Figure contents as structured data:
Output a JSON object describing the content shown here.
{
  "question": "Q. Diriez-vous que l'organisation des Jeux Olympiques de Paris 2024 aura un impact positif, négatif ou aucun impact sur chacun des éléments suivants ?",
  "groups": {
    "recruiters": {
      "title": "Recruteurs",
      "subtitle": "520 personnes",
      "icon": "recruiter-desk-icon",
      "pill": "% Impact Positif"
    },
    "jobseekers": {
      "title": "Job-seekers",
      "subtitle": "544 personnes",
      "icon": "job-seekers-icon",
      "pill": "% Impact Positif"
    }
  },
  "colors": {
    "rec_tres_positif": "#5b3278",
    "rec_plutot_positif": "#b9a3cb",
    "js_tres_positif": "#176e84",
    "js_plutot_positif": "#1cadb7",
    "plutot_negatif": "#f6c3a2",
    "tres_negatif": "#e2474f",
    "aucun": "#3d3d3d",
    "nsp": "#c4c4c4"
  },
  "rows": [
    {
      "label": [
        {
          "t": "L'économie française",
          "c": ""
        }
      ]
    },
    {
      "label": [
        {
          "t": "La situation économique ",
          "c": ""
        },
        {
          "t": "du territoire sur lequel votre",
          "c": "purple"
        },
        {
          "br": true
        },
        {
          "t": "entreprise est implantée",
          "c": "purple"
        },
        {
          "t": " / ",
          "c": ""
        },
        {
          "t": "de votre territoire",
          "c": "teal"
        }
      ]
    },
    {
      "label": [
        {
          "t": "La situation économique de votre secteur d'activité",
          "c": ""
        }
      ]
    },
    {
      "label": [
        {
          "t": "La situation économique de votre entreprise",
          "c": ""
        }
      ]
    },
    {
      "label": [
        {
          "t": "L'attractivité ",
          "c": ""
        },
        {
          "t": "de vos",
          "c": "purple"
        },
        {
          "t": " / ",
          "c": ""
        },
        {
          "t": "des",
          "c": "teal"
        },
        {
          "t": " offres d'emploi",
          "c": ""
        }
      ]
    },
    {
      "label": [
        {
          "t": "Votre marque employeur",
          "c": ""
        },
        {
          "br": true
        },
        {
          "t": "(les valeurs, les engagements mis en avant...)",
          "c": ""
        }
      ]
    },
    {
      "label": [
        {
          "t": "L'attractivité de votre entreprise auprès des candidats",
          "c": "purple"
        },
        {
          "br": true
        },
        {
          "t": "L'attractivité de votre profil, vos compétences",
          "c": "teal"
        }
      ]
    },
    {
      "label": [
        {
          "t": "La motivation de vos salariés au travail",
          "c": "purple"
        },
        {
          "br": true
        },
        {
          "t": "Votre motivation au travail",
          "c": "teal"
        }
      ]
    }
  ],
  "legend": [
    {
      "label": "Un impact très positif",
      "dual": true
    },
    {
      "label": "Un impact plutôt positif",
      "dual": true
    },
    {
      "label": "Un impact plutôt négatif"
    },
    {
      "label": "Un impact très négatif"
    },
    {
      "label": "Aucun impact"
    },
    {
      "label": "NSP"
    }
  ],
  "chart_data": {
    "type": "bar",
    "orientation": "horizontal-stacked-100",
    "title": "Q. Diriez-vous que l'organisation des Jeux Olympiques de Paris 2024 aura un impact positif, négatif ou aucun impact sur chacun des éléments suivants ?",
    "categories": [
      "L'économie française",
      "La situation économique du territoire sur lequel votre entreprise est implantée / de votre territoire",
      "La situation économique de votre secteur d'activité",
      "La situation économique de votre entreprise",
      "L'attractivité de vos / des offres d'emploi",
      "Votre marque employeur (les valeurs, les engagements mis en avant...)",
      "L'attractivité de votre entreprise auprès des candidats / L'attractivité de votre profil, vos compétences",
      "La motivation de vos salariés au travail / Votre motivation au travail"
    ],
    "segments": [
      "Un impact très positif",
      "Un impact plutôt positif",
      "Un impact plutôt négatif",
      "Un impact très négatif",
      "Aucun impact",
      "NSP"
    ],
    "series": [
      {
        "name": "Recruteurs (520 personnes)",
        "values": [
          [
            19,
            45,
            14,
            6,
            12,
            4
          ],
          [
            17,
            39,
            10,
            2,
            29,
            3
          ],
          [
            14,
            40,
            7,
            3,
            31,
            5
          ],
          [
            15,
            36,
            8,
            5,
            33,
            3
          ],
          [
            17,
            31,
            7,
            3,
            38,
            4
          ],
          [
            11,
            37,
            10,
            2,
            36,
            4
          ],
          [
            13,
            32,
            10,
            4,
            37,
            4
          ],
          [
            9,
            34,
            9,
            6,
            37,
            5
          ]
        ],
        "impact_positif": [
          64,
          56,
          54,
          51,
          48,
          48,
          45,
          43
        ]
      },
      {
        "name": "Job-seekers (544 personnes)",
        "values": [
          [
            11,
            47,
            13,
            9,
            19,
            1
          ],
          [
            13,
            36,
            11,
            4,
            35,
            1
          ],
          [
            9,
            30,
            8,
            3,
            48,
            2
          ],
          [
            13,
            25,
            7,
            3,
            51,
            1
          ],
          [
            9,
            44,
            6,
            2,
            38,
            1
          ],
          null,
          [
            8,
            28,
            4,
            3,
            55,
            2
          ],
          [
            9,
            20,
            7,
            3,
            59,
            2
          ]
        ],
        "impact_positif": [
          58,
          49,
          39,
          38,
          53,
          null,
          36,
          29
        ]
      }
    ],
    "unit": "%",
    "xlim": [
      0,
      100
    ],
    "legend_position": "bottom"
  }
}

**To be done:** Provide the number of lines in the entries that include "Jeux", and no other text.

**Exercise answer:** 2